• [What to do]:
In the records below, find each line containing the word "array" and copy it.
* START Data entries *
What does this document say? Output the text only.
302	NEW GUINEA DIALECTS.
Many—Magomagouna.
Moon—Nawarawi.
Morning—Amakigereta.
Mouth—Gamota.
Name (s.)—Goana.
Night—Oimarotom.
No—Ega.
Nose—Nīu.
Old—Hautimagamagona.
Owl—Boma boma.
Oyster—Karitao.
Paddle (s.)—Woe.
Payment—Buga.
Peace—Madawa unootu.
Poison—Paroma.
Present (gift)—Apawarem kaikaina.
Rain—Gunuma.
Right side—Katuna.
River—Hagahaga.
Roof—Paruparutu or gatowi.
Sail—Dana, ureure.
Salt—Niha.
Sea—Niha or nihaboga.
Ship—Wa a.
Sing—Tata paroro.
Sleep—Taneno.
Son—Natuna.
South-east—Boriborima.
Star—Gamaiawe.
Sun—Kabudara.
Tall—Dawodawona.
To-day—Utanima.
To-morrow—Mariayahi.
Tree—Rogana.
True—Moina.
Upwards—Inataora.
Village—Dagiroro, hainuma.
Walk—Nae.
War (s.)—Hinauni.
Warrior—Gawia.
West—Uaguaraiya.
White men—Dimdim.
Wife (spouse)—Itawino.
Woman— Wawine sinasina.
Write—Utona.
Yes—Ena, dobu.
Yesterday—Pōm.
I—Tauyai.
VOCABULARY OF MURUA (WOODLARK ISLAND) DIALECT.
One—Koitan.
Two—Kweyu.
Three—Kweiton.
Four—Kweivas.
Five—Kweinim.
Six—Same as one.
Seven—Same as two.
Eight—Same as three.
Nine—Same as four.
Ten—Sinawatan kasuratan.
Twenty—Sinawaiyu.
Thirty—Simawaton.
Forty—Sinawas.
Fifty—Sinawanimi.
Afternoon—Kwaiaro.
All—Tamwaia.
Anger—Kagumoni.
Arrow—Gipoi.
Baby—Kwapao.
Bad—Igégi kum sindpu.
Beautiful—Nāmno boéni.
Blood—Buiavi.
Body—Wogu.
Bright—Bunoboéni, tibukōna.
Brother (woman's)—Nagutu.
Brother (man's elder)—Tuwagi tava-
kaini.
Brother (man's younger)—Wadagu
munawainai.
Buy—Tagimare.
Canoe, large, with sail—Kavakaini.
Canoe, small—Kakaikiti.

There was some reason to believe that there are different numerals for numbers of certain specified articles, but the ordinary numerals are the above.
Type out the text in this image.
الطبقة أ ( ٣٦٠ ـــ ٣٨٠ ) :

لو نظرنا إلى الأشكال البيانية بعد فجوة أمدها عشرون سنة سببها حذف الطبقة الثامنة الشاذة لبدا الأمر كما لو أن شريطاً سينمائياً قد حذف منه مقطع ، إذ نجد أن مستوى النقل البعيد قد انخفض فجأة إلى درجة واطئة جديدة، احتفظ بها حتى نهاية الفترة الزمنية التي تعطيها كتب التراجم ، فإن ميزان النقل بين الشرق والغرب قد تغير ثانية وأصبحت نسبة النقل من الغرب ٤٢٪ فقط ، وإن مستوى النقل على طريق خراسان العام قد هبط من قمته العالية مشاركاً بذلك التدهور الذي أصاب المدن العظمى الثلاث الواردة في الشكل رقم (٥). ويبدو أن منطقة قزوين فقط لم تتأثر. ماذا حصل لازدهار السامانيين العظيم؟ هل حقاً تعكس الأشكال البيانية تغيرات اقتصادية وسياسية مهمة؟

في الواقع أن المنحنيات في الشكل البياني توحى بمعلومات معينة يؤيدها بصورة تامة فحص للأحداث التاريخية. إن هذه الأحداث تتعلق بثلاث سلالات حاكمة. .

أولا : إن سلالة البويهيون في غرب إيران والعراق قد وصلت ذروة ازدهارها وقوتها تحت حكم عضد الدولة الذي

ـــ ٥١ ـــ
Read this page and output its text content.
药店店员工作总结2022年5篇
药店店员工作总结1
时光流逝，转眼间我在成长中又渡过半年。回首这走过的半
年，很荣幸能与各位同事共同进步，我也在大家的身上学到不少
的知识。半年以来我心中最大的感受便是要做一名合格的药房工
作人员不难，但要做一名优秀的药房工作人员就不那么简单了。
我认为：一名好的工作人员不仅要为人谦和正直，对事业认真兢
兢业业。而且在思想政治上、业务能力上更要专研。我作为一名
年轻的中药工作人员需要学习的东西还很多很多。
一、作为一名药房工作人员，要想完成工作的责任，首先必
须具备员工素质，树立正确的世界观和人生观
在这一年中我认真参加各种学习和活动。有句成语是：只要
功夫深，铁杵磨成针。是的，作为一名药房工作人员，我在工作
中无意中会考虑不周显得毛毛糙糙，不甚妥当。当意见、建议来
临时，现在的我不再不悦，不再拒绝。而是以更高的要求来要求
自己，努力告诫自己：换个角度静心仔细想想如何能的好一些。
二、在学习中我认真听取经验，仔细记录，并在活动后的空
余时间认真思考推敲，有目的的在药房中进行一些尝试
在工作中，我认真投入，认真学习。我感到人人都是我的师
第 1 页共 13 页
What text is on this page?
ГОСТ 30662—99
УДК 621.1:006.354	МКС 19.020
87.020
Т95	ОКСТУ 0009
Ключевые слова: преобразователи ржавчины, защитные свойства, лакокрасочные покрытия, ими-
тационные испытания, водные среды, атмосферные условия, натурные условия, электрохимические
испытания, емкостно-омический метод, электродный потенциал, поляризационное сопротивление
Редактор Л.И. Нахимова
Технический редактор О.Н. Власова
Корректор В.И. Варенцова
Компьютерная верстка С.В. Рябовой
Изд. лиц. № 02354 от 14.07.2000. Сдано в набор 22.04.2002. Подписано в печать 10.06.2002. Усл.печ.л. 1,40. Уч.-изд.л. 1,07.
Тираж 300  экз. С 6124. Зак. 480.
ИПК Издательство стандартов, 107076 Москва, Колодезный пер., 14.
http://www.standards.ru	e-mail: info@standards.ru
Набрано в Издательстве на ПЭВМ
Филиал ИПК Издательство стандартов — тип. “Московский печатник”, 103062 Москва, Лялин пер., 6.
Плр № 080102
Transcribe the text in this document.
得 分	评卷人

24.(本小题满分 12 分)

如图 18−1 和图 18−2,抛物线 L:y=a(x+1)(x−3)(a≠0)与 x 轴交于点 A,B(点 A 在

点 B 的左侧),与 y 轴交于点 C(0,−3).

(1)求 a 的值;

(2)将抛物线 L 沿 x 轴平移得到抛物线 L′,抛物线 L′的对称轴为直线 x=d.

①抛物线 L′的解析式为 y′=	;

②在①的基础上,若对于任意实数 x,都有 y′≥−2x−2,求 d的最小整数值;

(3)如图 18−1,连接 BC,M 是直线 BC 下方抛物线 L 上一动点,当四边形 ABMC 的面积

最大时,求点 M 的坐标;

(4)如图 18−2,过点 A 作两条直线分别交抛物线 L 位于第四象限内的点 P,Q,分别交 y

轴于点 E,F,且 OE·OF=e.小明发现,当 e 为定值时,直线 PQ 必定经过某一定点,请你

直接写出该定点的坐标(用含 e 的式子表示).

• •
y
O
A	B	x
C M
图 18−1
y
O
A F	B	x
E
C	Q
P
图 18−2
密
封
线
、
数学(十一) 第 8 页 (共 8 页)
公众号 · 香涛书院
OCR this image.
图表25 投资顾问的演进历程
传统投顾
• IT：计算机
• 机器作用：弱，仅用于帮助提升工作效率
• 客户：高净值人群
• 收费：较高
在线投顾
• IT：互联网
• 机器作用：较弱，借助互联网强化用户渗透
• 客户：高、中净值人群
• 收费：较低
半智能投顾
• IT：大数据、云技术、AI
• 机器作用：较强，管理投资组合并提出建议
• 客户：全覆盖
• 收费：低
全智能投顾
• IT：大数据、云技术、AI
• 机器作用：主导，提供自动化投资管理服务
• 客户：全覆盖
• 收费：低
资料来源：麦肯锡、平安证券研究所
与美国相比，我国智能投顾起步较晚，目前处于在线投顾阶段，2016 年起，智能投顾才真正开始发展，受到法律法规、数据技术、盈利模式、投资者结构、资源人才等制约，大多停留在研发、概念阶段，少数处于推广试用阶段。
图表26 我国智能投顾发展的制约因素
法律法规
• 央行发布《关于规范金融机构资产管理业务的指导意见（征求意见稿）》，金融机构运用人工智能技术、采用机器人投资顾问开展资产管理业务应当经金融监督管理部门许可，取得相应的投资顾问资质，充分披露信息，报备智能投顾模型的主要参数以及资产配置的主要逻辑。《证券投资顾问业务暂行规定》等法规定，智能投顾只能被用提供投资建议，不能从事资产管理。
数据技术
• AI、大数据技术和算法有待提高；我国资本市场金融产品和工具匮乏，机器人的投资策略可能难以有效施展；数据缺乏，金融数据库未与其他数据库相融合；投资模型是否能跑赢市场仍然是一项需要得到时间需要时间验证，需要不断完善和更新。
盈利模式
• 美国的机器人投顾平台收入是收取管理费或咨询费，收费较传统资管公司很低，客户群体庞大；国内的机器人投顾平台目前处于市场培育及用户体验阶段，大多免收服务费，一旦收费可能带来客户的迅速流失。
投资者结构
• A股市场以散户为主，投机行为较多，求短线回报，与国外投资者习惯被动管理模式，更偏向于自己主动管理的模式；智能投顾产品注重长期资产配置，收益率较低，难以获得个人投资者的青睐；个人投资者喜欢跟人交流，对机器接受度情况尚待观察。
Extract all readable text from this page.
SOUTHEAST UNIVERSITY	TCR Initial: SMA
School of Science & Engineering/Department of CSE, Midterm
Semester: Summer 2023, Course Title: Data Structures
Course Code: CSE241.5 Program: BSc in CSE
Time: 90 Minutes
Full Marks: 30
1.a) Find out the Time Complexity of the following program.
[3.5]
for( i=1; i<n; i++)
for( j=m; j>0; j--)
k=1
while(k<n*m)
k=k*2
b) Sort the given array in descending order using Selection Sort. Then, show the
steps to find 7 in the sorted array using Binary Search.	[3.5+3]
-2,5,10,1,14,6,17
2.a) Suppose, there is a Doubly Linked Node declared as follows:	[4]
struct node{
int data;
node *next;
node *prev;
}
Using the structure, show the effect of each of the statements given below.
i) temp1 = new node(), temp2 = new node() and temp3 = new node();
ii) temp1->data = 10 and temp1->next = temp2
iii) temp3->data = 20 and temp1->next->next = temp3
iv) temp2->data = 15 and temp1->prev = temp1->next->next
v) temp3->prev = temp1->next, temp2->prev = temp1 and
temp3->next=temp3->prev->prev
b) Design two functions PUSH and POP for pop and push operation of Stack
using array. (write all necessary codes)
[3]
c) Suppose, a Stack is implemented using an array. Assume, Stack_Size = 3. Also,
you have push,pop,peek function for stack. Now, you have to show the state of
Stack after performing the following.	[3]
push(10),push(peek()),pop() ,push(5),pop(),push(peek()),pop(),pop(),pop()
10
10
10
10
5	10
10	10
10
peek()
* END Data entries *
• [Correct answer]:
b) Sort the given array in descending order using Selection Sort. Then, show the
steps to find 7 in the sorted array using Binary Search.	[3.5+3]
using array. (write all necessary codes)
c) Suppose, a Stack is implemented using an array. Assume, Stack_Size = 3. Also,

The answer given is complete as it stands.